# Exercise description:
Set down the data below in full, exactly as it reads, but without the pictures.
(Data)
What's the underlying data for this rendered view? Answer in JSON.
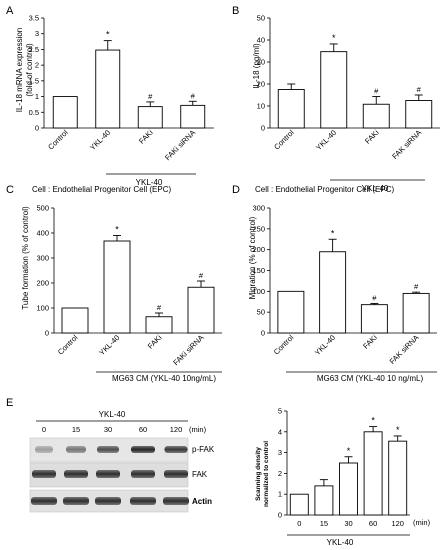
{
  "panels": {
    "A": {
      "letter": "A",
      "ylabel": "IL-18 mRNA expression",
      "ylabel2": "(fold of control)",
      "group_label": "YKL-40"
    },
    "B": {
      "letter": "B",
      "ylabel": "IL-18 (pg/ml)",
      "group_label": "YKL-40"
    },
    "C": {
      "letter": "C",
      "header": "Cell : Endothelial Progenitor Cell (EPC)",
      "ylabel": "Tube formation (% of control)",
      "group_label": "MG63 CM (YKL-40 10ng/mL)"
    },
    "D": {
      "letter": "D",
      "header": "Cell : Endothelial Progenitor Cell (EPC)",
      "ylabel": "Migration (% of control)",
      "group_label": "MG63 CM (YKL-40 10 ng/mL)"
    },
    "E": {
      "letter": "E",
      "blot_group": "YKL-40",
      "blot_times": [
        "0",
        "15",
        "30",
        "60",
        "120"
      ],
      "blot_unit": "(min)",
      "bands": [
        "p-FAK",
        "FAK",
        "Actin"
      ],
      "ylabel": "Scanning density",
      "ylabel2": "normalized to control",
      "x_unit": "(min)",
      "group_label": "YKL-40"
    }
  },
  "chart_data": [
    {
      "panel": "A",
      "type": "bar",
      "categories": [
        "Control",
        "YKL-40",
        "FAKi",
        "FAKi siRNA"
      ],
      "values": [
        1.0,
        2.48,
        0.68,
        0.72
      ],
      "errors": [
        0,
        0.3,
        0.15,
        0.13
      ],
      "annotations": [
        "",
        "*",
        "#",
        "#"
      ],
      "ylim": [
        0,
        3.5
      ],
      "yticks": [
        "0",
        "0.5",
        "1",
        "1.5",
        "2",
        "2.5",
        "3",
        "3.5"
      ]
    },
    {
      "panel": "B",
      "type": "bar",
      "categories": [
        "Control",
        "YKL-40",
        "FAKi",
        "FAK siRNA"
      ],
      "values": [
        17.5,
        34.7,
        10.8,
        12.5
      ],
      "errors": [
        2.5,
        3.5,
        3.5,
        2.5
      ],
      "annotations": [
        "",
        "*",
        "#",
        "#"
      ],
      "ylim": [
        0,
        50
      ],
      "yticks": [
        "0",
        "10",
        "20",
        "30",
        "40",
        "50"
      ]
    },
    {
      "panel": "C",
      "type": "bar",
      "categories": [
        "Control",
        "YKL-40",
        "FAKi",
        "FAKi siRNA"
      ],
      "values": [
        100,
        368,
        65,
        183
      ],
      "errors": [
        0,
        22,
        15,
        25
      ],
      "annotations": [
        "",
        "*",
        "#",
        "#"
      ],
      "ylim": [
        0,
        500
      ],
      "yticks": [
        "0",
        "100",
        "200",
        "300",
        "400",
        "500"
      ]
    },
    {
      "panel": "D",
      "type": "bar",
      "categories": [
        "Control",
        "YKL-40",
        "FAKi",
        "FAK siRNA"
      ],
      "values": [
        100,
        195,
        68,
        95
      ],
      "errors": [
        0,
        30,
        3,
        3
      ],
      "annotations": [
        "",
        "*",
        "#",
        "#"
      ],
      "ylim": [
        0,
        300
      ],
      "yticks": [
        "0",
        "50",
        "100",
        "150",
        "200",
        "250",
        "300"
      ]
    },
    {
      "panel": "E",
      "type": "bar",
      "categories": [
        "0",
        "15",
        "30",
        "60",
        "120"
      ],
      "values": [
        1.0,
        1.4,
        2.5,
        4.0,
        3.55
      ],
      "errors": [
        0,
        0.3,
        0.3,
        0.25,
        0.25
      ],
      "annotations": [
        "",
        "",
        "*",
        "*",
        "*"
      ],
      "ylim": [
        0,
        5
      ],
      "yticks": [
        "0",
        "1",
        "2",
        "3",
        "4",
        "5"
      ]
    }
  ]
}
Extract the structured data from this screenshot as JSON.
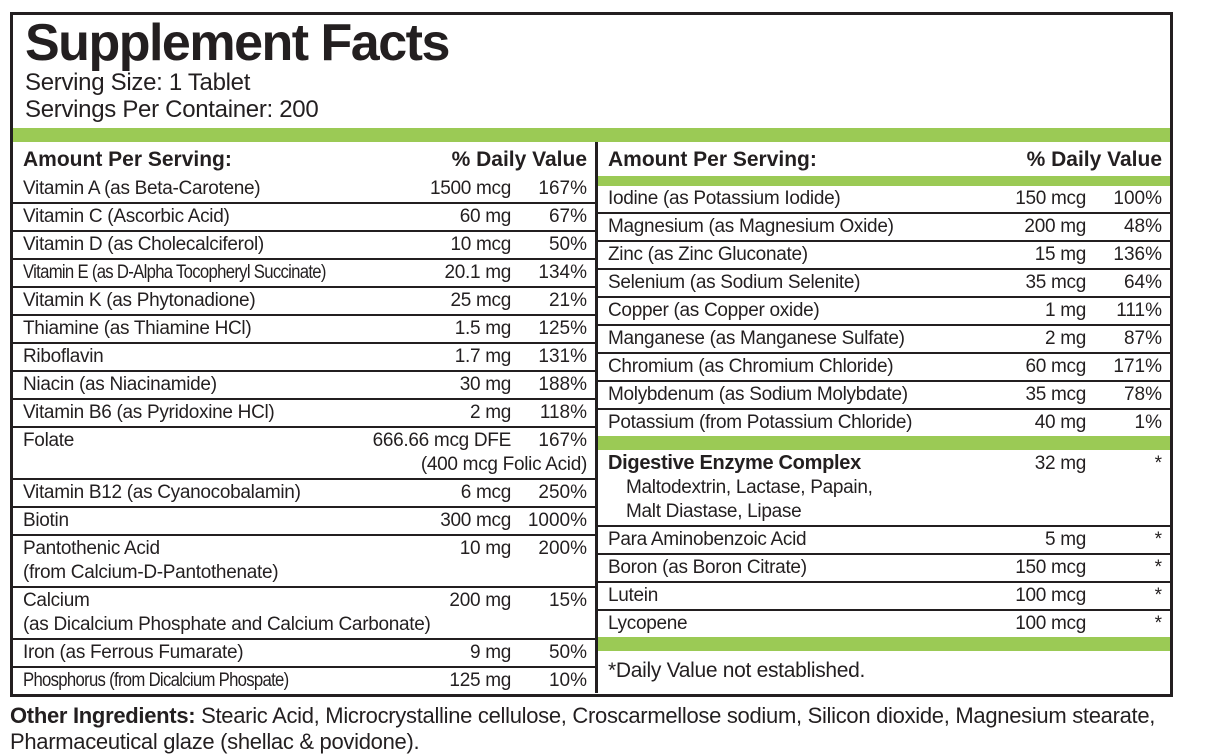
(End Data)
# Task output:
What's the underlying data for this rendered view? Answer in JSON.
{
  "panels": {
    "A": {
      "letter": "A",
      "ylabel": "IL-18 mRNA expression",
      "ylabel2": "(fold of control)",
      "group_label": "YKL-40"
    },
    "B": {
      "letter": "B",
      "ylabel": "IL-18 (pg/ml)",
      "group_label": "YKL-40"
    },
    "C": {
      "letter": "C",
      "header": "Cell : Endothelial Progenitor Cell (EPC)",
      "ylabel": "Tube formation (% of control)",
      "group_label": "MG63 CM (YKL-40 10ng/mL)"
    },
    "D": {
      "letter": "D",
      "header": "Cell : Endothelial Progenitor Cell (EPC)",
      "ylabel": "Migration (% of control)",
      "group_label": "MG63 CM (YKL-40 10 ng/mL)"
    },
    "E": {
      "letter": "E",
      "blot_group": "YKL-40",
      "blot_times": [
        "0",
        "15",
        "30",
        "60",
        "120"
      ],
      "blot_unit": "(min)",
      "bands": [
        "p-FAK",
        "FAK",
        "Actin"
      ],
      "ylabel": "Scanning density",
      "ylabel2": "normalized to control",
      "x_unit": "(min)",
      "group_label": "YKL-40"
    }
  },
  "chart_data": [
    {
      "panel": "A",
      "type": "bar",
      "categories": [
        "Control",
        "YKL-40",
        "FAKi",
        "FAKi siRNA"
      ],
      "values": [
        1.0,
        2.48,
        0.68,
        0.72
      ],
      "errors": [
        0,
        0.3,
        0.15,
        0.13
      ],
      "annotations": [
        "",
        "*",
        "#",
        "#"
      ],
      "ylim": [
        0,
        3.5
      ],
      "yticks": [
        "0",
        "0.5",
        "1",
        "1.5",
        "2",
        "2.5",
        "3",
        "3.5"
      ]
    },
    {
      "panel": "B",
      "type": "bar",
      "categories": [
        "Control",
        "YKL-40",
        "FAKi",
        "FAK siRNA"
      ],
      "values": [
        17.5,
        34.7,
        10.8,
        12.5
      ],
      "errors": [
        2.5,
        3.5,
        3.5,
        2.5
      ],
      "annotations": [
        "",
        "*",
        "#",
        "#"
      ],
      "ylim": [
        0,
        50
      ],
      "yticks": [
        "0",
        "10",
        "20",
        "30",
        "40",
        "50"
      ]
    },
    {
      "panel": "C",
      "type": "bar",
      "categories": [
        "Control",
        "YKL-40",
        "FAKi",
        "FAKi siRNA"
      ],
      "values": [
        100,
        368,
        65,
        183
      ],
      "errors": [
        0,
        22,
        15,
        25
      ],
      "annotations": [
        "",
        "*",
        "#",
        "#"
      ],
      "ylim": [
        0,
        500
      ],
      "yticks": [
        "0",
        "100",
        "200",
        "300",
        "400",
        "500"
      ]
    },
    {
      "panel": "D",
      "type": "bar",
      "categories": [
        "Control",
        "YKL-40",
        "FAKi",
        "FAK siRNA"
      ],
      "values": [
        100,
        195,
        68,
        95
      ],
      "errors": [
        0,
        30,
        3,
        3
      ],
      "annotations": [
        "",
        "*",
        "#",
        "#"
      ],
      "ylim": [
        0,
        300
      ],
      "yticks": [
        "0",
        "50",
        "100",
        "150",
        "200",
        "250",
        "300"
      ]
    },
    {
      "panel": "E",
      "type": "bar",
      "categories": [
        "0",
        "15",
        "30",
        "60",
        "120"
      ],
      "values": [
        1.0,
        1.4,
        2.5,
        4.0,
        3.55
      ],
      "errors": [
        0,
        0.3,
        0.3,
        0.25,
        0.25
      ],
      "annotations": [
        "",
        "",
        "*",
        "*",
        "*"
      ],
      "ylim": [
        0,
        5
      ],
      "yticks": [
        "0",
        "1",
        "2",
        "3",
        "4",
        "5"
      ]
    }
  ]
}
Extract the structured data from this screenshot as JSON.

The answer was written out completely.